━━━━━ Provided records
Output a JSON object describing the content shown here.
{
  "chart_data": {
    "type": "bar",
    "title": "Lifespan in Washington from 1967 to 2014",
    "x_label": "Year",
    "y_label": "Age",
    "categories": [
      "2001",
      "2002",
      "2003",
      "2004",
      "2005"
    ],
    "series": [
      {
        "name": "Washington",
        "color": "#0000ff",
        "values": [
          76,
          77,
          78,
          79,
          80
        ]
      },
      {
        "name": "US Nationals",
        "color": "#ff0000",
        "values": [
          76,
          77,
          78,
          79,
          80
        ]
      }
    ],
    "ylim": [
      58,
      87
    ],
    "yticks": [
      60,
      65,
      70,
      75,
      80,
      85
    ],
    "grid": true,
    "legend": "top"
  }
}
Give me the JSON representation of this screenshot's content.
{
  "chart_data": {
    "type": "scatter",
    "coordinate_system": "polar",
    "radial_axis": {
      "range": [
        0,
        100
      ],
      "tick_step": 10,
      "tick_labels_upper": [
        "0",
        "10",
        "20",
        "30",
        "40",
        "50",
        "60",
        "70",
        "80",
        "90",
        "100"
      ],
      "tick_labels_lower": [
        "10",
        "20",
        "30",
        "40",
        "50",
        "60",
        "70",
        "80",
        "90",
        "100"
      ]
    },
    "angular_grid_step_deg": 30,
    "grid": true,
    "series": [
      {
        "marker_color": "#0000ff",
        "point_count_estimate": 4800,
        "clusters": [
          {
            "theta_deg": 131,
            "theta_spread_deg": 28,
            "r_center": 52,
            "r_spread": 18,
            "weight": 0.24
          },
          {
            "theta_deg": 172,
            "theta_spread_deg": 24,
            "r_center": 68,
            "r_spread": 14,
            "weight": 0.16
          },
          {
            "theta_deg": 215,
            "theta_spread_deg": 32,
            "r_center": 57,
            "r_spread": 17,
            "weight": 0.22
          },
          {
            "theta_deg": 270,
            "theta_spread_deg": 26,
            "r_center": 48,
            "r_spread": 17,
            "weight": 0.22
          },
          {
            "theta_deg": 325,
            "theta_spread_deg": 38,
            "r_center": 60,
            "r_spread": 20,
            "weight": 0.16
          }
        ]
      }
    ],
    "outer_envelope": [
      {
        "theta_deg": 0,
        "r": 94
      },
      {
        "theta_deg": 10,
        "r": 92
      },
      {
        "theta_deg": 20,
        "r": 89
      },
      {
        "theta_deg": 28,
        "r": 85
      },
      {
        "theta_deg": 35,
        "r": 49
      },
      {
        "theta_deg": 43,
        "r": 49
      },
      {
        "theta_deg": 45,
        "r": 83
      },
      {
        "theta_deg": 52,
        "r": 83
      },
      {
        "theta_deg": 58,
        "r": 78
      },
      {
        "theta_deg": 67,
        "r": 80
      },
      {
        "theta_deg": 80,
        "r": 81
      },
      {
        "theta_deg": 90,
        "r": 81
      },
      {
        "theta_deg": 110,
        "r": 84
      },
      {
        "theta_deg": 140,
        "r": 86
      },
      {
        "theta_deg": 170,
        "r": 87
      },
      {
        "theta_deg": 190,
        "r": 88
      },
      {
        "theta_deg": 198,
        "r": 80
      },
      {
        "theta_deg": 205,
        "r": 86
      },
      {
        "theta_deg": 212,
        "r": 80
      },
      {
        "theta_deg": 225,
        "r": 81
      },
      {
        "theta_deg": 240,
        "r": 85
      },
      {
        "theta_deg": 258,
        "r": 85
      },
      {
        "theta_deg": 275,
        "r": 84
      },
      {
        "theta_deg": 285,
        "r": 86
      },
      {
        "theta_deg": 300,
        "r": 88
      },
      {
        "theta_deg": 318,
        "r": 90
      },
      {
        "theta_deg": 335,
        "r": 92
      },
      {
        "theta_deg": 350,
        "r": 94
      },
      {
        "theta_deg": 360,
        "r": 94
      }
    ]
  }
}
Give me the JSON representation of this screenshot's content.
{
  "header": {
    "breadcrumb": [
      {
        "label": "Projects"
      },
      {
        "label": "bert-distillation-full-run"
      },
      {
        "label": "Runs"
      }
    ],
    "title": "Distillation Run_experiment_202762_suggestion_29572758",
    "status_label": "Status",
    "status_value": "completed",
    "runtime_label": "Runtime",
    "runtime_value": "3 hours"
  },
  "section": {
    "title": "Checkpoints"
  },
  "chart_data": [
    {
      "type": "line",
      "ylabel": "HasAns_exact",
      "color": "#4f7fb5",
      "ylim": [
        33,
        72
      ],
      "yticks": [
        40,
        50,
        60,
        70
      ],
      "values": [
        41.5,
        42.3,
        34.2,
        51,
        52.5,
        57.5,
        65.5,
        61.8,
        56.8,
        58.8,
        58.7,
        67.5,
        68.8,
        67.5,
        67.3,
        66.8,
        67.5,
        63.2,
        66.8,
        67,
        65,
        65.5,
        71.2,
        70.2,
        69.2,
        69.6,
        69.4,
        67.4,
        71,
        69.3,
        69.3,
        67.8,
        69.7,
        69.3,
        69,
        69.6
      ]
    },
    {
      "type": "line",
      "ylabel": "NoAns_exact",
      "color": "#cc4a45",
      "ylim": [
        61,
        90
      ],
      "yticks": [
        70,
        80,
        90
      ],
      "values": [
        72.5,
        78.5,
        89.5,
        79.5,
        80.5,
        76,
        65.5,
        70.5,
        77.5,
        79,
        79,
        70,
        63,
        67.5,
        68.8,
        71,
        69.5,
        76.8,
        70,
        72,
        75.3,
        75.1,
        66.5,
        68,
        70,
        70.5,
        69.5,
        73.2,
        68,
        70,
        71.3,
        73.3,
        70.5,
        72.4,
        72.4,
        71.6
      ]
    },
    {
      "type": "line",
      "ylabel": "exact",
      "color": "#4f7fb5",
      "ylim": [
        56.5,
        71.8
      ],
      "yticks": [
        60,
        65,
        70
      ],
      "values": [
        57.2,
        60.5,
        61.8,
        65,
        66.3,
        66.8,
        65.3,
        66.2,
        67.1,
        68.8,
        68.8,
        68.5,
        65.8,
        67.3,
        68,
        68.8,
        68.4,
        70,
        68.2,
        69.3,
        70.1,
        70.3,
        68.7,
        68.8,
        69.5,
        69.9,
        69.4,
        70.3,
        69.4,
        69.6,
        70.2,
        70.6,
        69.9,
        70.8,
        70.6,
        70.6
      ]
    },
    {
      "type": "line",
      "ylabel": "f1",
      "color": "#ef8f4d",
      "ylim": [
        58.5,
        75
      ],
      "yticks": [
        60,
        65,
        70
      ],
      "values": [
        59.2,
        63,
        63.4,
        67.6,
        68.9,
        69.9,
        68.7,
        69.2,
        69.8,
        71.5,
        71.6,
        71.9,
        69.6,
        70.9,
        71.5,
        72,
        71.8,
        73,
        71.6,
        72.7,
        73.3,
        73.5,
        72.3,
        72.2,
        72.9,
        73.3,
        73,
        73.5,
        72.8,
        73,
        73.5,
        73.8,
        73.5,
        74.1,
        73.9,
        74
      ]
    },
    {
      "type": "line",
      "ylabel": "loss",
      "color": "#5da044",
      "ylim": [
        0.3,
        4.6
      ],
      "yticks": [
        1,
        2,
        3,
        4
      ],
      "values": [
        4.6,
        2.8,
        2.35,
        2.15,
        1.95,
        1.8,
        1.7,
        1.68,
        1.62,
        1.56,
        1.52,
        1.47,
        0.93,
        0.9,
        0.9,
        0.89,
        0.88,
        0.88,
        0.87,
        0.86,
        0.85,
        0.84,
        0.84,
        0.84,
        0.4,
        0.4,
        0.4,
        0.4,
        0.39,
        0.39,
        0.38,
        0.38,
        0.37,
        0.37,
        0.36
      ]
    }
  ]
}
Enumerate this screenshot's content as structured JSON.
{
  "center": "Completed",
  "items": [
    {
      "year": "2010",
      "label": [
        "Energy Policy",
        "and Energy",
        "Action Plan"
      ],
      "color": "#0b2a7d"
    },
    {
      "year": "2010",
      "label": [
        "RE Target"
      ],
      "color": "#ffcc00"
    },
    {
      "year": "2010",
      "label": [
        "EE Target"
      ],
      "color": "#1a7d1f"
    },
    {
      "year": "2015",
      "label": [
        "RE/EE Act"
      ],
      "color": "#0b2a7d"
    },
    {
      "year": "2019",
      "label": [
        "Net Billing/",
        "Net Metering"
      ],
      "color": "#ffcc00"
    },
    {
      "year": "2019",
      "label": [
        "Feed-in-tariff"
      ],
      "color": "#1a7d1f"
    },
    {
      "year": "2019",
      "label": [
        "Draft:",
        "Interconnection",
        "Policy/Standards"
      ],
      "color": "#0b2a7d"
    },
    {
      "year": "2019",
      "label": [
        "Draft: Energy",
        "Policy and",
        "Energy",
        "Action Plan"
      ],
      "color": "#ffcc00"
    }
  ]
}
━━━━━━━━━━
## [What to produce]
The required output is the span of lines from the one containing "Enumerate this screenshot's" to the last line, reproduced character for character.

## [Task solution]
Enumerate this screenshot's content as structured JSON.
{
  "center": "Completed",
  "items": [
    {
      "year": "2010",
      "label": [
        "Energy Policy",
        "and Energy",
        "Action Plan"
      ],
      "color": "#0b2a7d"
    },
    {
      "year": "2010",
      "label": [
        "RE Target"
      ],
      "color": "#ffcc00"
    },
    {
      "year": "2010",
      "label": [
        "EE Target"
      ],
      "color": "#1a7d1f"
    },
    {
      "year": "2015",
      "label": [
        "RE/EE Act"
      ],
      "color": "#0b2a7d"
    },
    {
      "year": "2019",
      "label": [
        "Net Billing/",
        "Net Metering"
      ],
      "color": "#ffcc00"
    },
    {
      "year": "2019",
      "label": [
        "Feed-in-tariff"
      ],
      "color": "#1a7d1f"
    },
    {
      "year": "2019",
      "label": [
        "Draft:",
        "Interconnection",
        "Policy/Standards"
      ],
      "color": "#0b2a7d"
    },
    {
      "year": "2019",
      "label": [
        "Draft: Energy",
        "Policy and",
        "Energy",
        "Action Plan"
      ],
      "color": "#ffcc00"
    }
  ]
}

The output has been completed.